======== Dataset entries

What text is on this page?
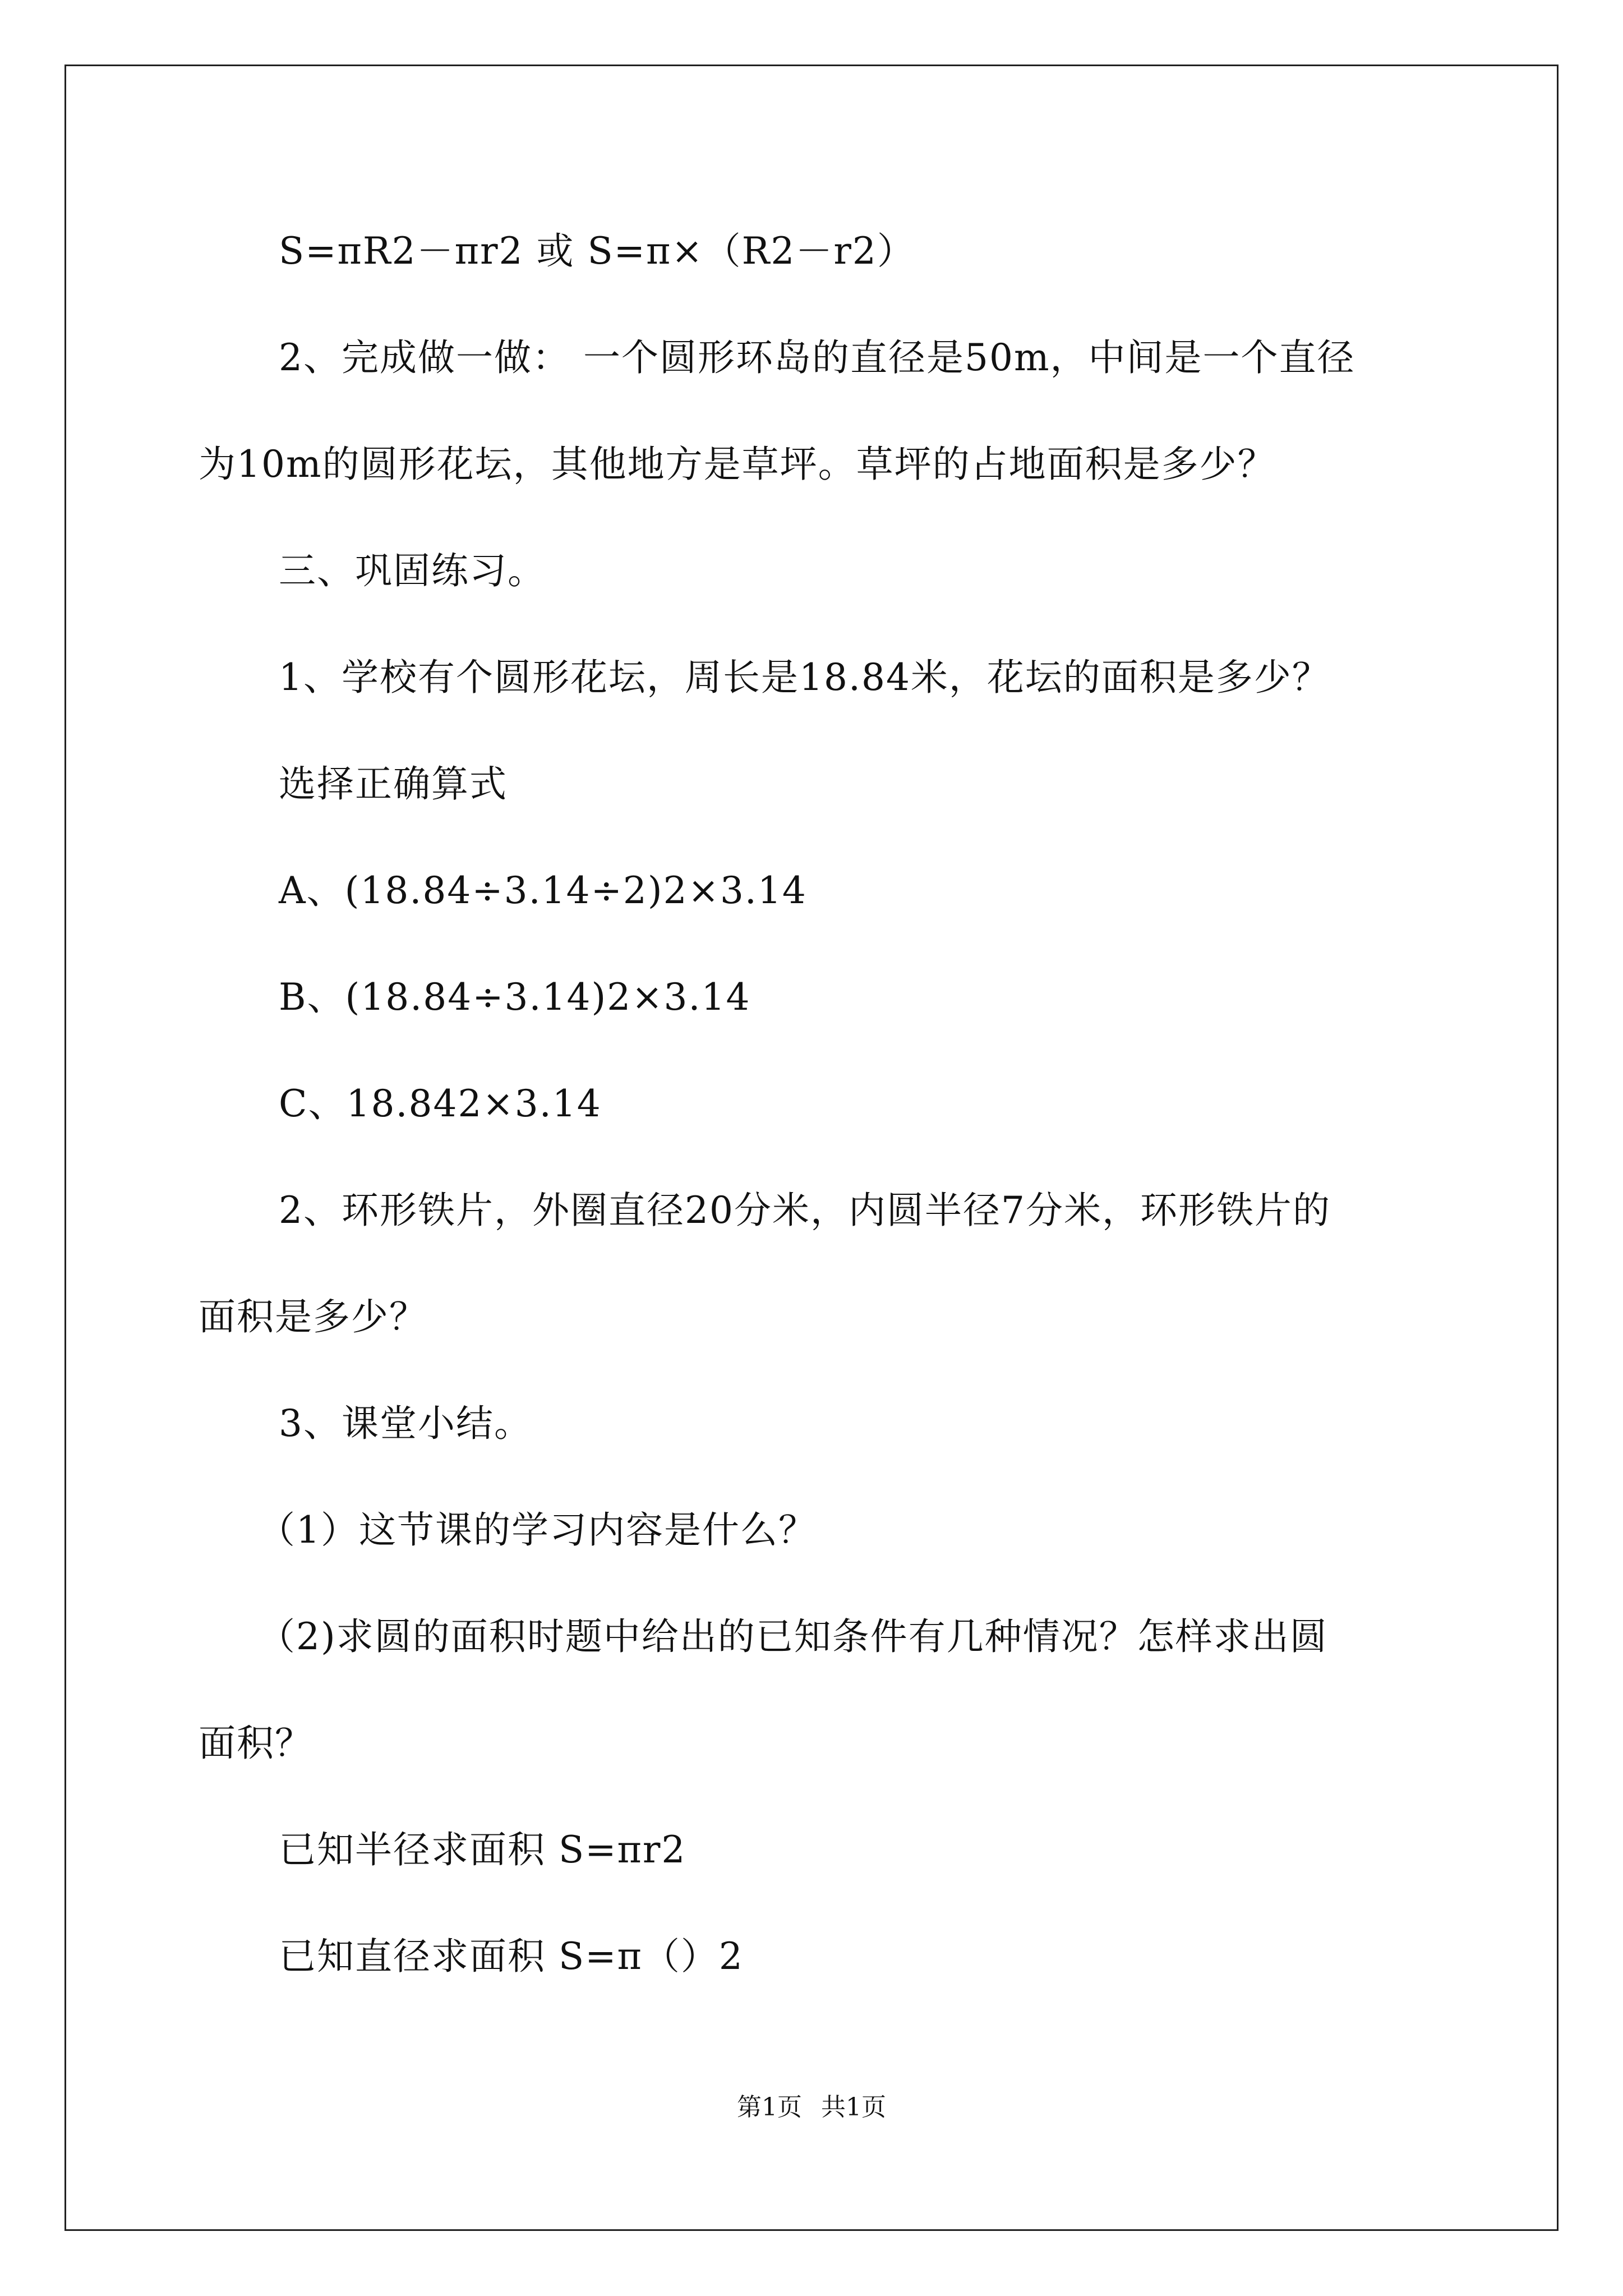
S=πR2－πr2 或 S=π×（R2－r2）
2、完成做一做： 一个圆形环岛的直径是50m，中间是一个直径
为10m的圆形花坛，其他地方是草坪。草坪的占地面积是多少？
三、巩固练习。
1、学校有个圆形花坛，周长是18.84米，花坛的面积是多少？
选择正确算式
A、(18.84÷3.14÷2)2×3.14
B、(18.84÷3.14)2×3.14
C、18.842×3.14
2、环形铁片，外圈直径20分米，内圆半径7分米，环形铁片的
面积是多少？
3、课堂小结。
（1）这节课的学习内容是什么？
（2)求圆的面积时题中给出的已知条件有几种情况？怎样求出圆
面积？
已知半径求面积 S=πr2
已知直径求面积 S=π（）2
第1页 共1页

================
======== Dataset entries

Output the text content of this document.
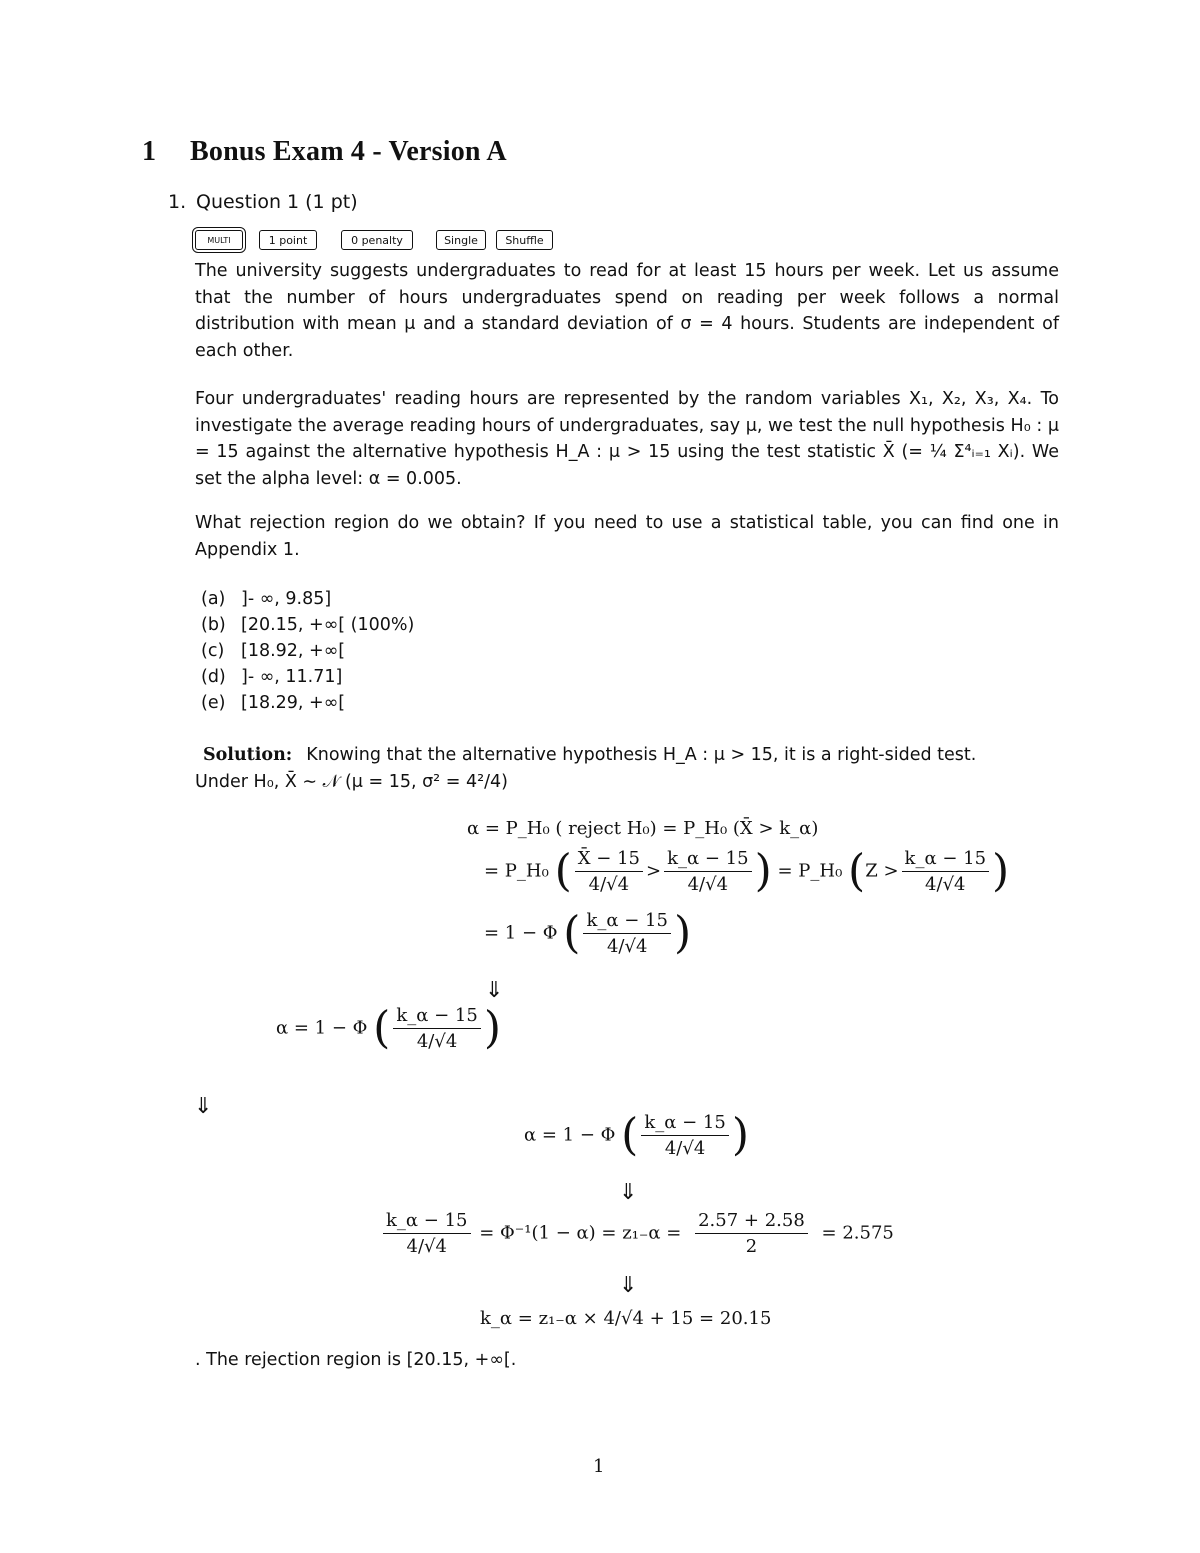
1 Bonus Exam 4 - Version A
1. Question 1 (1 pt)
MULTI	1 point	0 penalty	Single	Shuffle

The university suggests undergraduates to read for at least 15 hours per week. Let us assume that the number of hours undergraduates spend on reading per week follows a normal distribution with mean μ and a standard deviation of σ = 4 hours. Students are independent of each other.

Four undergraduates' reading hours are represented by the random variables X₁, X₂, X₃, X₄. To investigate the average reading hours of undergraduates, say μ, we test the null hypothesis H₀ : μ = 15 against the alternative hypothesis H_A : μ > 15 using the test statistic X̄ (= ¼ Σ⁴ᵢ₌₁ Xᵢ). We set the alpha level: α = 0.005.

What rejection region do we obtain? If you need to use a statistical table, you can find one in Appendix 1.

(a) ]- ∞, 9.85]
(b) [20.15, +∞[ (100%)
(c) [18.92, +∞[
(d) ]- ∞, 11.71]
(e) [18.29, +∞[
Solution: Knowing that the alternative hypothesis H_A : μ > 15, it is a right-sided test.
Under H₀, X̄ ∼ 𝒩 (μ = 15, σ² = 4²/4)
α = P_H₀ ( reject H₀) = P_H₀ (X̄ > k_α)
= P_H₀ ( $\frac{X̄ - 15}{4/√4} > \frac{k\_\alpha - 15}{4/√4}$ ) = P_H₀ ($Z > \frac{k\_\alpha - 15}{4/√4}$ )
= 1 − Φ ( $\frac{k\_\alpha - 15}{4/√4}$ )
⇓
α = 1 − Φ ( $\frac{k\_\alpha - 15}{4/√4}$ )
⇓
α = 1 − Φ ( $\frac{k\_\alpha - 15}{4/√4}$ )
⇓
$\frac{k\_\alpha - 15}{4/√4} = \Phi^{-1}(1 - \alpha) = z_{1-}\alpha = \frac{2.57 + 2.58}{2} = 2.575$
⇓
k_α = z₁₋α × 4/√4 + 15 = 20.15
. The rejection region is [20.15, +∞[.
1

================
======== Dataset entries

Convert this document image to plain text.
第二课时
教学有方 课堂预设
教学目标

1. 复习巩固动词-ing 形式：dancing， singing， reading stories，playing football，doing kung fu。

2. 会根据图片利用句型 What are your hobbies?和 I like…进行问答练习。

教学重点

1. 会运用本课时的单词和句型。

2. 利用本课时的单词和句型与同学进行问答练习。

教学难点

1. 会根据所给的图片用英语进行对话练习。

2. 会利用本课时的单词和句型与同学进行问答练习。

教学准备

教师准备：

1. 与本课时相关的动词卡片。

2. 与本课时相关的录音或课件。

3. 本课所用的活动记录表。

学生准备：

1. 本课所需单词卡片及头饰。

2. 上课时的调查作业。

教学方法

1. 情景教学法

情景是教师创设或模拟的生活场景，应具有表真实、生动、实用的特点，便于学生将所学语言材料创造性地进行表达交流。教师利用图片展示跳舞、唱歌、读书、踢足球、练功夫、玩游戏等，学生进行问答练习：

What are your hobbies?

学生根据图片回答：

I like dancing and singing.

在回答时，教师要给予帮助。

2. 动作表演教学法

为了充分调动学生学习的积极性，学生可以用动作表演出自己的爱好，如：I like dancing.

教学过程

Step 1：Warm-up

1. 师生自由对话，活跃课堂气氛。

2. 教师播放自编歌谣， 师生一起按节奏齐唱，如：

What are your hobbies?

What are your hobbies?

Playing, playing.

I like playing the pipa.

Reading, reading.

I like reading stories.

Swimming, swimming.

================

◆ **Task to carry out**
Look through the material and say how many lines hold "hours". Give the number only.

◆ **The reply**
2